*Task instructions*
Take the data below and repeat it exactly.

*Dataset*
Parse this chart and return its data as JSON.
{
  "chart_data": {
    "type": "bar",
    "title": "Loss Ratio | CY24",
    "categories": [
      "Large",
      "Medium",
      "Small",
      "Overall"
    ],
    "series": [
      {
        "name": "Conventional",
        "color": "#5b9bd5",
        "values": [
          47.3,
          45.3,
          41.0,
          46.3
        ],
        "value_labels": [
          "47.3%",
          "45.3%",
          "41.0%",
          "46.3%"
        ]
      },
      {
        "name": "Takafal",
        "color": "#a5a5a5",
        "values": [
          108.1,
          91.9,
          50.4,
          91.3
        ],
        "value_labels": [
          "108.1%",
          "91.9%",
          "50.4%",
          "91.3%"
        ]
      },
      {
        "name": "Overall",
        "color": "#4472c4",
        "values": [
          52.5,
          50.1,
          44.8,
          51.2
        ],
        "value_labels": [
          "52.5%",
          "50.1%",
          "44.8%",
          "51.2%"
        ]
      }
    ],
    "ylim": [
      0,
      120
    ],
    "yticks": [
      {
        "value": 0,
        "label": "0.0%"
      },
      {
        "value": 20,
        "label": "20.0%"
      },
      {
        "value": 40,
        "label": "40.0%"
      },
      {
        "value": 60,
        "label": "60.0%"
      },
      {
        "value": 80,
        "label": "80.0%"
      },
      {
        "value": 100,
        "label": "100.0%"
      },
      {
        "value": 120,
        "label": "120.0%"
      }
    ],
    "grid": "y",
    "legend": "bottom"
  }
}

*The response*
Parse this chart and return its data as JSON.
{
  "chart_data": {
    "type": "bar",
    "title": "Loss Ratio | CY24",
    "categories": [
      "Large",
      "Medium",
      "Small",
      "Overall"
    ],
    "series": [
      {
        "name": "Conventional",
        "color": "#5b9bd5",
        "values": [
          47.3,
          45.3,
          41.0,
          46.3
        ],
        "value_labels": [
          "47.3%",
          "45.3%",
          "41.0%",
          "46.3%"
        ]
      },
      {
        "name": "Takafal",
        "color": "#a5a5a5",
        "values": [
          108.1,
          91.9,
          50.4,
          91.3
        ],
        "value_labels": [
          "108.1%",
          "91.9%",
          "50.4%",
          "91.3%"
        ]
      },
      {
        "name": "Overall",
        "color": "#4472c4",
        "values": [
          52.5,
          50.1,
          44.8,
          51.2
        ],
        "value_labels": [
          "52.5%",
          "50.1%",
          "44.8%",
          "51.2%"
        ]
      }
    ],
    "ylim": [
      0,
      120
    ],
    "yticks": [
      {
        "value": 0,
        "label": "0.0%"
      },
      {
        "value": 20,
        "label": "20.0%"
      },
      {
        "value": 40,
        "label": "40.0%"
      },
      {
        "value": 60,
        "label": "60.0%"
      },
      {
        "value": 80,
        "label": "80.0%"
      },
      {
        "value": 100,
        "label": "100.0%"
      },
      {
        "value": 120,
        "label": "120.0%"
      }
    ],
    "grid": "y",
    "legend": "bottom"
  }
}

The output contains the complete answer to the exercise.